WHAT IS ASKED | Transcribe the material exactly. Images do not belong in the copy.

>> START RECORDED DATA

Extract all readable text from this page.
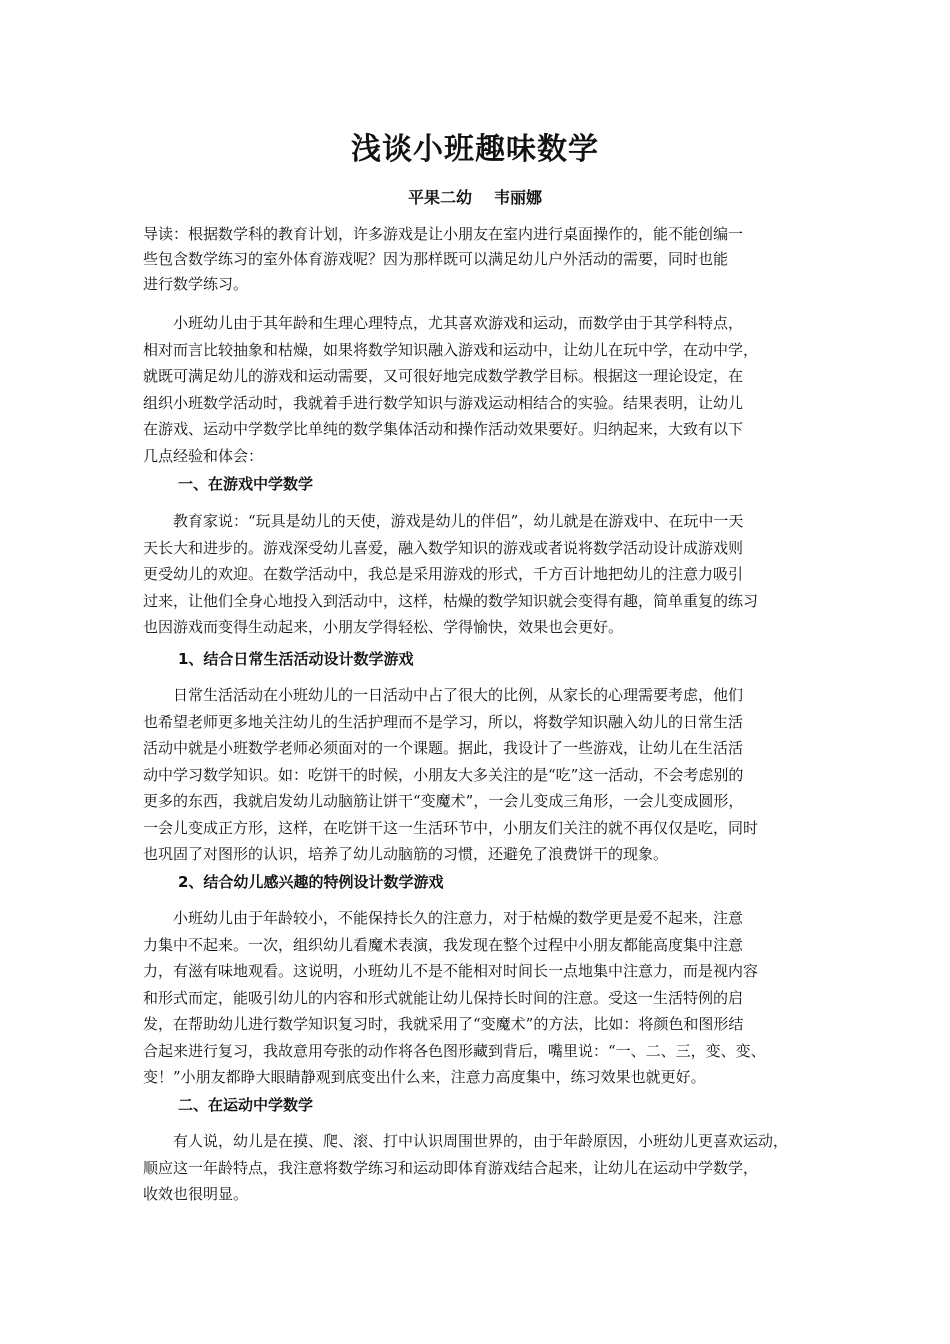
浅谈小班趣味数学
平果二幼 韦丽娜
导读：根据数学科的教育计划，许多游戏是让小朋友在室内进行桌面操作的，能不能创编一
些包含数学练习的室外体育游戏呢？因为那样既可以满足幼儿户外活动的需要，同时也能
进行数学练习。
　　小班幼儿由于其年龄和生理心理特点，尤其喜欢游戏和运动，而数学由于其学科特点，
相对而言比较抽象和枯燥，如果将数学知识融入游戏和运动中，让幼儿在玩中学，在动中学，
就既可满足幼儿的游戏和运动需要，又可很好地完成数学教学目标。根据这一理论设定，在
组织小班数学活动时，我就着手进行数学知识与游戏运动相结合的实验。结果表明，让幼儿
在游戏、运动中学数学比单纯的数学集体活动和操作活动效果要好。归纳起来，大致有以下
几点经验和体会：
一、在游戏中学数学
　　教育家说：“玩具是幼儿的天使，游戏是幼儿的伴侣”，幼儿就是在游戏中、在玩中一天
天长大和进步的。游戏深受幼儿喜爱，融入数学知识的游戏或者说将数学活动设计成游戏则
更受幼儿的欢迎。在数学活动中，我总是采用游戏的形式，千方百计地把幼儿的注意力吸引
过来，让他们全身心地投入到活动中，这样，枯燥的数学知识就会变得有趣，简单重复的练习
也因游戏而变得生动起来，小朋友学得轻松、学得愉快，效果也会更好。
1、结合日常生活活动设计数学游戏
　　日常生活活动在小班幼儿的一日活动中占了很大的比例，从家长的心理需要考虑，他们
也希望老师更多地关注幼儿的生活护理而不是学习，所以，将数学知识融入幼儿的日常生活
活动中就是小班数学老师必须面对的一个课题。据此，我设计了一些游戏，让幼儿在生活活
动中学习数学知识。如：吃饼干的时候，小朋友大多关注的是“吃”这一活动，不会考虑别的
更多的东西，我就启发幼儿动脑筋让饼干“变魔术”，一会儿变成三角形，一会儿变成圆形，
一会儿变成正方形，这样，在吃饼干这一生活环节中，小朋友们关注的就不再仅仅是吃，同时
也巩固了对图形的认识，培养了幼儿动脑筋的习惯，还避免了浪费饼干的现象。
2、结合幼儿感兴趣的特例设计数学游戏
　　小班幼儿由于年龄较小，不能保持长久的注意力，对于枯燥的数学更是爱不起来，注意
力集中不起来。一次，组织幼儿看魔术表演，我发现在整个过程中小朋友都能高度集中注意
力，有滋有味地观看。这说明，小班幼儿不是不能相对时间长一点地集中注意力，而是视内容
和形式而定，能吸引幼儿的内容和形式就能让幼儿保持长时间的注意。受这一生活特例的启
发，在帮助幼儿进行数学知识复习时，我就采用了“变魔术”的方法，比如：将颜色和图形结
合起来进行复习，我故意用夸张的动作将各色图形藏到背后，嘴里说：“一、二、三，变、变、
变！”小朋友都睁大眼睛静观到底变出什么来，注意力高度集中，练习效果也就更好。
二、在运动中学数学
　　有人说，幼儿是在摸、爬、滚、打中认识周围世界的，由于年龄原因，小班幼儿更喜欢运动，
顺应这一年龄特点，我注意将数学练习和运动即体育游戏结合起来，让幼儿在运动中学数学，
收效也很明显。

>> END RECORDED DATA

ANSWER IN FULL |
Extract all readable text from this page.
浅谈小班趣味数学
平果二幼 韦丽娜
导读：根据数学科的教育计划，许多游戏是让小朋友在室内进行桌面操作的，能不能创编一
些包含数学练习的室外体育游戏呢？因为那样既可以满足幼儿户外活动的需要，同时也能
进行数学练习。
　　小班幼儿由于其年龄和生理心理特点，尤其喜欢游戏和运动，而数学由于其学科特点，
相对而言比较抽象和枯燥，如果将数学知识融入游戏和运动中，让幼儿在玩中学，在动中学，
就既可满足幼儿的游戏和运动需要，又可很好地完成数学教学目标。根据这一理论设定，在
组织小班数学活动时，我就着手进行数学知识与游戏运动相结合的实验。结果表明，让幼儿
在游戏、运动中学数学比单纯的数学集体活动和操作活动效果要好。归纳起来，大致有以下
几点经验和体会：
一、在游戏中学数学
　　教育家说：“玩具是幼儿的天使，游戏是幼儿的伴侣”，幼儿就是在游戏中、在玩中一天
天长大和进步的。游戏深受幼儿喜爱，融入数学知识的游戏或者说将数学活动设计成游戏则
更受幼儿的欢迎。在数学活动中，我总是采用游戏的形式，千方百计地把幼儿的注意力吸引
过来，让他们全身心地投入到活动中，这样，枯燥的数学知识就会变得有趣，简单重复的练习
也因游戏而变得生动起来，小朋友学得轻松、学得愉快，效果也会更好。
1、结合日常生活活动设计数学游戏
　　日常生活活动在小班幼儿的一日活动中占了很大的比例，从家长的心理需要考虑，他们
也希望老师更多地关注幼儿的生活护理而不是学习，所以，将数学知识融入幼儿的日常生活
活动中就是小班数学老师必须面对的一个课题。据此，我设计了一些游戏，让幼儿在生活活
动中学习数学知识。如：吃饼干的时候，小朋友大多关注的是“吃”这一活动，不会考虑别的
更多的东西，我就启发幼儿动脑筋让饼干“变魔术”，一会儿变成三角形，一会儿变成圆形，
一会儿变成正方形，这样，在吃饼干这一生活环节中，小朋友们关注的就不再仅仅是吃，同时
也巩固了对图形的认识，培养了幼儿动脑筋的习惯，还避免了浪费饼干的现象。
2、结合幼儿感兴趣的特例设计数学游戏
　　小班幼儿由于年龄较小，不能保持长久的注意力，对于枯燥的数学更是爱不起来，注意
力集中不起来。一次，组织幼儿看魔术表演，我发现在整个过程中小朋友都能高度集中注意
力，有滋有味地观看。这说明，小班幼儿不是不能相对时间长一点地集中注意力，而是视内容
和形式而定，能吸引幼儿的内容和形式就能让幼儿保持长时间的注意。受这一生活特例的启
发，在帮助幼儿进行数学知识复习时，我就采用了“变魔术”的方法，比如：将颜色和图形结
合起来进行复习，我故意用夸张的动作将各色图形藏到背后，嘴里说：“一、二、三，变、变、
变！”小朋友都睁大眼睛静观到底变出什么来，注意力高度集中，练习效果也就更好。
二、在运动中学数学
　　有人说，幼儿是在摸、爬、滚、打中认识周围世界的，由于年龄原因，小班幼儿更喜欢运动，
顺应这一年龄特点，我注意将数学练习和运动即体育游戏结合起来，让幼儿在运动中学数学，
收效也很明显。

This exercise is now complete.